_Aim_. Going through the material below, please gather all lines with the word "stuff" in them.

_Input for this task_.
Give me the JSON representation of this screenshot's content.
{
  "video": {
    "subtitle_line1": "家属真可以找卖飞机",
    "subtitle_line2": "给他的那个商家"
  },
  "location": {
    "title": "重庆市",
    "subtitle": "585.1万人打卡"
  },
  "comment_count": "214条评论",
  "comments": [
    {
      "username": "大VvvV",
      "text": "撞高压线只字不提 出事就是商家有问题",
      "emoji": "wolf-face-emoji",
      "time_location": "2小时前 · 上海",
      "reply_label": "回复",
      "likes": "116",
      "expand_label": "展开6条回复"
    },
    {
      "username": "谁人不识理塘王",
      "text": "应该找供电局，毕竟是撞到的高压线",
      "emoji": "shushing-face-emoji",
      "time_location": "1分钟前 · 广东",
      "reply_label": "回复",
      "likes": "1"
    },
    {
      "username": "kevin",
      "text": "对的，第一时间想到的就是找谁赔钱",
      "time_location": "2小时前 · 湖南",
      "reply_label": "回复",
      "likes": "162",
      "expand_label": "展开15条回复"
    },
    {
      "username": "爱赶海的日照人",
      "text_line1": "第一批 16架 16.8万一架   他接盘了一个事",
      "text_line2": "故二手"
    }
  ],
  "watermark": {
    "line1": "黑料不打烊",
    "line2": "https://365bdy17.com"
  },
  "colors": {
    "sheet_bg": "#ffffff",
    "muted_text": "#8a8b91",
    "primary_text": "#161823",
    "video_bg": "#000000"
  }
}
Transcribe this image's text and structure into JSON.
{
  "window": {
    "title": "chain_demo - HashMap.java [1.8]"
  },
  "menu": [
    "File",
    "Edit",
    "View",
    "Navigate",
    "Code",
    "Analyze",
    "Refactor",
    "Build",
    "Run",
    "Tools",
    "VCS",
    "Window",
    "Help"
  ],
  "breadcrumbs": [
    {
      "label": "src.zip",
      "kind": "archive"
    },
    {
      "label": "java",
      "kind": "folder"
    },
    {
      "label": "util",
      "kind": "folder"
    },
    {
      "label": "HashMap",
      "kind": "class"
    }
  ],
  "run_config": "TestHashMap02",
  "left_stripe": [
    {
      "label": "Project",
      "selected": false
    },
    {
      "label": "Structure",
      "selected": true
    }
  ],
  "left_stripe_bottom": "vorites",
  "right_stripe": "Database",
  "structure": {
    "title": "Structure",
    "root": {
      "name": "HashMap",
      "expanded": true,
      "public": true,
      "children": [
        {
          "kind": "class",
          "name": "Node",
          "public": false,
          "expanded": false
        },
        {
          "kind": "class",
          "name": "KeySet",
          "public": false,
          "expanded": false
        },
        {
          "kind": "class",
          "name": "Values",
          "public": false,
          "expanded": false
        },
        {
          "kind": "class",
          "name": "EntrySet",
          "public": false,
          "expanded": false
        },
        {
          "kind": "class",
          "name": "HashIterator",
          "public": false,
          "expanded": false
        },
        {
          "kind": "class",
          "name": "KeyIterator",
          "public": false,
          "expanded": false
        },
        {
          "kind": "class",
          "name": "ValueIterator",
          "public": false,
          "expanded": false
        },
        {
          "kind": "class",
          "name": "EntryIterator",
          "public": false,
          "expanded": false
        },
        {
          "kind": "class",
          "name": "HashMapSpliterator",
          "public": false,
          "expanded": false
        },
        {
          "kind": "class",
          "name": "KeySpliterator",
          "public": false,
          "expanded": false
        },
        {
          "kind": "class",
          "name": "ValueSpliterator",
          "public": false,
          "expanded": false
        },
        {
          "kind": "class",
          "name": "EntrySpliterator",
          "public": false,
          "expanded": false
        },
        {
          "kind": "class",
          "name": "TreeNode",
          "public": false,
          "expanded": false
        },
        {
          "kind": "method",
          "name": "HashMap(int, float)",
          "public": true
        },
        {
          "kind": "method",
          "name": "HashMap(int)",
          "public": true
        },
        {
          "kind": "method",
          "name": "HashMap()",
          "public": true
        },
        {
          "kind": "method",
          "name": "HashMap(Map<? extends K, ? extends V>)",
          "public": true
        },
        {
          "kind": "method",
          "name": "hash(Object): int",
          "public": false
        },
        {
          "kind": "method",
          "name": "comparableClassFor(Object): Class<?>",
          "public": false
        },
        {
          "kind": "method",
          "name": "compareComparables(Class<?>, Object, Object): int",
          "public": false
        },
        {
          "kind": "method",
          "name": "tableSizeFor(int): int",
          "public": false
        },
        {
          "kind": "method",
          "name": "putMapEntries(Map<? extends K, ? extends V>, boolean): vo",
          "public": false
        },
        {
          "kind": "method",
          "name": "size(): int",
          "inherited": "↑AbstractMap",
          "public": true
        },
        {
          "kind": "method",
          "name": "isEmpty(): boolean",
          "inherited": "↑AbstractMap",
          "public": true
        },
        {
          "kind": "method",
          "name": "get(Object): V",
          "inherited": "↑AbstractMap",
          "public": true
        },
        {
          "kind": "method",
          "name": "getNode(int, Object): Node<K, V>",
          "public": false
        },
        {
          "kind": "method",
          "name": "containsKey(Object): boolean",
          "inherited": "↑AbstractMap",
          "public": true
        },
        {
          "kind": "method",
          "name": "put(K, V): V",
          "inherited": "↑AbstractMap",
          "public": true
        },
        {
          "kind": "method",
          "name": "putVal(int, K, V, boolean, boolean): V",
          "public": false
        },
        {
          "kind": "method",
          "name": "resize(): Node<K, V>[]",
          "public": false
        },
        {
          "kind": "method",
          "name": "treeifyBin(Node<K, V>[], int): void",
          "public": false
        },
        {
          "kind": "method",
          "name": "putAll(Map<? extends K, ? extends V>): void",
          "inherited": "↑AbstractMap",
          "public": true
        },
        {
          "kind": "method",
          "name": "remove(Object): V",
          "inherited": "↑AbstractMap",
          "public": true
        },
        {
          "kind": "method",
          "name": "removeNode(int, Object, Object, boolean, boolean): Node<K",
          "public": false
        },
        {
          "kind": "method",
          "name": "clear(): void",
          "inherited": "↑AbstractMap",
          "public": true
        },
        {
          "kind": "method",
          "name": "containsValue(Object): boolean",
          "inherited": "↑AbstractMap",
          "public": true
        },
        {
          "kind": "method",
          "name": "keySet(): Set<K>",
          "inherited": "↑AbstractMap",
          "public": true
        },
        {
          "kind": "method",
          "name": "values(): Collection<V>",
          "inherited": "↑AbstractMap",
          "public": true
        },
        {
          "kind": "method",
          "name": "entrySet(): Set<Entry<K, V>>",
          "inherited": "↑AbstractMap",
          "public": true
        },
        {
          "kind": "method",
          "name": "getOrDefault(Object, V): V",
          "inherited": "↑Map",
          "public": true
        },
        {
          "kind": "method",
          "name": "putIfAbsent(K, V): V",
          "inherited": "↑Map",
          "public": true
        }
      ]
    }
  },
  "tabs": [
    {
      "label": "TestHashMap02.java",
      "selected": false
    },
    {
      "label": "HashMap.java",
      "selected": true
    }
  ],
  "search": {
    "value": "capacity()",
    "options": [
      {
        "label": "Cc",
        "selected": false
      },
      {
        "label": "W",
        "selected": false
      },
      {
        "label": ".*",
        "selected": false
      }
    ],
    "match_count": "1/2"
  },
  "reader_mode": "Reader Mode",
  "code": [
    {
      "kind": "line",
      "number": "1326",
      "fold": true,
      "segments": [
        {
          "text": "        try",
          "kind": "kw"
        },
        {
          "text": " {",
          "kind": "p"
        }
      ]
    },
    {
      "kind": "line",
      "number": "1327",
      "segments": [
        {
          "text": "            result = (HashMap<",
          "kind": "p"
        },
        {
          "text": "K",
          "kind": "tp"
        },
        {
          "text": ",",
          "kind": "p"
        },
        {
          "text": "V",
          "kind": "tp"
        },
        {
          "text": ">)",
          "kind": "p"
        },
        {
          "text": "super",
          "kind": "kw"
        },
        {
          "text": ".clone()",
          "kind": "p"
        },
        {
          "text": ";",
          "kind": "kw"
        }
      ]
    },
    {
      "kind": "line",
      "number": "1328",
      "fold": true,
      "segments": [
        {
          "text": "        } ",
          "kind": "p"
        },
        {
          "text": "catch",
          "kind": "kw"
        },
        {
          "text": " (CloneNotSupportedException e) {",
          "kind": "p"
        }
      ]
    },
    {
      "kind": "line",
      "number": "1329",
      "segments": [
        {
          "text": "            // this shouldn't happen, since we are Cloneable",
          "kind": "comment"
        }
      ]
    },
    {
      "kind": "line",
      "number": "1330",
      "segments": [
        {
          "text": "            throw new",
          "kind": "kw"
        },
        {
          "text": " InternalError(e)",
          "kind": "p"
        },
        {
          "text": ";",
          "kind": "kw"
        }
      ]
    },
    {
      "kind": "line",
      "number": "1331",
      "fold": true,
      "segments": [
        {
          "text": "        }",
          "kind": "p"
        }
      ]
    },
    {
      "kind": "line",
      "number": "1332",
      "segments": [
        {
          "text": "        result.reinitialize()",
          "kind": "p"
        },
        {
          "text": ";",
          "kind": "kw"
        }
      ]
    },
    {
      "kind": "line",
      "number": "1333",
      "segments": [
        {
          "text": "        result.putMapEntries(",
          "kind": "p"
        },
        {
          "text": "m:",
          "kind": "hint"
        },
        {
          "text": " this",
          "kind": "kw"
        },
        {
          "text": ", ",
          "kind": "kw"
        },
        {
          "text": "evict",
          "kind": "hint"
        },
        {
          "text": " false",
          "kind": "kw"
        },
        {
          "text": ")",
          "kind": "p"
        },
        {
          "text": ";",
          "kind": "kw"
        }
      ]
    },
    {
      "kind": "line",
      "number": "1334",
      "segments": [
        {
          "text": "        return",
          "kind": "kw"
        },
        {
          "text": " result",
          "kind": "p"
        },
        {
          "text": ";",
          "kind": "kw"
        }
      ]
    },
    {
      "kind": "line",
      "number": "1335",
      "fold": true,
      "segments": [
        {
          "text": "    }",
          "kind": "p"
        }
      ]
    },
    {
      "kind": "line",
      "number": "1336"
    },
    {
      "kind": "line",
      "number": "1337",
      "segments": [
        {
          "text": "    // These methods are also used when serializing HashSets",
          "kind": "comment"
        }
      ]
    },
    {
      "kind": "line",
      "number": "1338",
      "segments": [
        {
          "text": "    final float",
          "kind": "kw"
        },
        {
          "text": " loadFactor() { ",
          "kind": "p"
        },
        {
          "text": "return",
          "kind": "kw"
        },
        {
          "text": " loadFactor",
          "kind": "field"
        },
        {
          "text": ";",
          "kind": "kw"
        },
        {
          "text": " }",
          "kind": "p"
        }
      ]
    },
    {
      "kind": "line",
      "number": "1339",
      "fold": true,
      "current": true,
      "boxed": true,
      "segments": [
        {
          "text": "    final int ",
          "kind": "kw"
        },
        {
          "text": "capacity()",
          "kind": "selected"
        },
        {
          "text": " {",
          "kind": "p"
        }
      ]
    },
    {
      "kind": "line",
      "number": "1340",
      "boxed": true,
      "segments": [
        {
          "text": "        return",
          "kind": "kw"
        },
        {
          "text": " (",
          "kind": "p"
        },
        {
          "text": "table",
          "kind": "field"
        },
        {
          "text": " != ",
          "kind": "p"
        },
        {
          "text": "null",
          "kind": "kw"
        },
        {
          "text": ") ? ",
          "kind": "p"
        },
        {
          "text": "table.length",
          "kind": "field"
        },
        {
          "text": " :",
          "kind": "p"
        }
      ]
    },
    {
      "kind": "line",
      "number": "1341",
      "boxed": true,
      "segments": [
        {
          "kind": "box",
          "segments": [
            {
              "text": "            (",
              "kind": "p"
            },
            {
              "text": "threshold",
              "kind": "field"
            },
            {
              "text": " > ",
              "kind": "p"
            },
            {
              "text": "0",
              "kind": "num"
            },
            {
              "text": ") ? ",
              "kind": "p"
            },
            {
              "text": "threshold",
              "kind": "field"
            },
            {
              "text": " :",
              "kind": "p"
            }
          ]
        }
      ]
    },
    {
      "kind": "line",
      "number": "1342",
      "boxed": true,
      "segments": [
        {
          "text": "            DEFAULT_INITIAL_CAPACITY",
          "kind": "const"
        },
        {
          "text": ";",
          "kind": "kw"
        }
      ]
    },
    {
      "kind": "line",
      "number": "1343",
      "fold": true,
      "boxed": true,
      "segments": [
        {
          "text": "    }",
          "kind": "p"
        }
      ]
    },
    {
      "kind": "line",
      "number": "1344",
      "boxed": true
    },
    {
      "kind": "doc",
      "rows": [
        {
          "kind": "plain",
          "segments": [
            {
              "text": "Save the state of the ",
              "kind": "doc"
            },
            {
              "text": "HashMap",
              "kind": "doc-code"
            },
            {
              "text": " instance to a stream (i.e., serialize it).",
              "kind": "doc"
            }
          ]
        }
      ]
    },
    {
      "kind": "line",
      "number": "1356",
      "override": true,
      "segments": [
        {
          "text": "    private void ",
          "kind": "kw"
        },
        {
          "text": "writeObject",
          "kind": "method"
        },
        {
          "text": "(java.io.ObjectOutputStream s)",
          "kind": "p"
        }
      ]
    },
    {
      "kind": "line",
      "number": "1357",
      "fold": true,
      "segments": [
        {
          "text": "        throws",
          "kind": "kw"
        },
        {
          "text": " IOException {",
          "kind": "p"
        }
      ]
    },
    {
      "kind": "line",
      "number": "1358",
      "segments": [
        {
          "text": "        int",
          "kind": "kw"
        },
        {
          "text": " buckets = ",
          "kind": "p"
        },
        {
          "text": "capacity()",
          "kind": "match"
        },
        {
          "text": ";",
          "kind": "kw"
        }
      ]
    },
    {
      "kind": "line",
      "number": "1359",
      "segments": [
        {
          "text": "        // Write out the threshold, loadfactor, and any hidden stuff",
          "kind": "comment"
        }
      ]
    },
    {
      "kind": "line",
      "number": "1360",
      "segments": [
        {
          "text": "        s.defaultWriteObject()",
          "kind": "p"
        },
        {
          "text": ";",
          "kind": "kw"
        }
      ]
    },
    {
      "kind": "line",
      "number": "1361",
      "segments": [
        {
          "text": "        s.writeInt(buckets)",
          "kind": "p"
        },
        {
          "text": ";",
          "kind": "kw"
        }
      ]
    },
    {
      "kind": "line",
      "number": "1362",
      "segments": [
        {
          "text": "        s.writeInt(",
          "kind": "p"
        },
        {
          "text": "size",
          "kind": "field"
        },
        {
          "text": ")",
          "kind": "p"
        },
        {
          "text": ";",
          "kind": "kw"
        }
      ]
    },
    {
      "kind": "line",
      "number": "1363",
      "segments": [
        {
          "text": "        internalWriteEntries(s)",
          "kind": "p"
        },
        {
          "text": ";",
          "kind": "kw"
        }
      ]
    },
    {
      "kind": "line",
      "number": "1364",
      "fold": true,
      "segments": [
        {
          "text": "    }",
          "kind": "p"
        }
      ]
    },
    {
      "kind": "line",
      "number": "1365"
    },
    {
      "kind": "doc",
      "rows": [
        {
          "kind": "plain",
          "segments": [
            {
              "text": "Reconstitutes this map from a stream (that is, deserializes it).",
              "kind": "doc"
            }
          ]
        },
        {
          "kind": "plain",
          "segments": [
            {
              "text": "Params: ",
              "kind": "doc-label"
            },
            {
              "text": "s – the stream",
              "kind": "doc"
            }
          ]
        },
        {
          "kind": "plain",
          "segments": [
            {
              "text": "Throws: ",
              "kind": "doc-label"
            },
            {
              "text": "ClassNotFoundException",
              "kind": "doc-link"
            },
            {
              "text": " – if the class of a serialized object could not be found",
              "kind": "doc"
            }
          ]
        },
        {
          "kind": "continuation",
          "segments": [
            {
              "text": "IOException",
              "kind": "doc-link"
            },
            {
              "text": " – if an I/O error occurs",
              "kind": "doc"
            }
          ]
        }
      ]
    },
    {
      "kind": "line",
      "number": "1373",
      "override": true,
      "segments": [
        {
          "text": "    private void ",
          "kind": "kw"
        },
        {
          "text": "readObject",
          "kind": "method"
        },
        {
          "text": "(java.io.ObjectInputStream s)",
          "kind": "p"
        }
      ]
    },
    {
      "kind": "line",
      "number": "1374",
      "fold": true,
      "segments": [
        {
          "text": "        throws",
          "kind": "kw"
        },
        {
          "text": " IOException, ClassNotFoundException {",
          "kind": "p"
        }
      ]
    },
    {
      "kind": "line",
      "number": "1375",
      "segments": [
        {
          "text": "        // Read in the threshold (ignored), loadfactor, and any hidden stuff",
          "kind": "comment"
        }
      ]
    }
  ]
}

_Solution_.
          "text": "        // Write out the threshold, loadfactor, and any hidden stuff",
          "text": "        // Read in the threshold (ignored), loadfactor, and any hidden stuff",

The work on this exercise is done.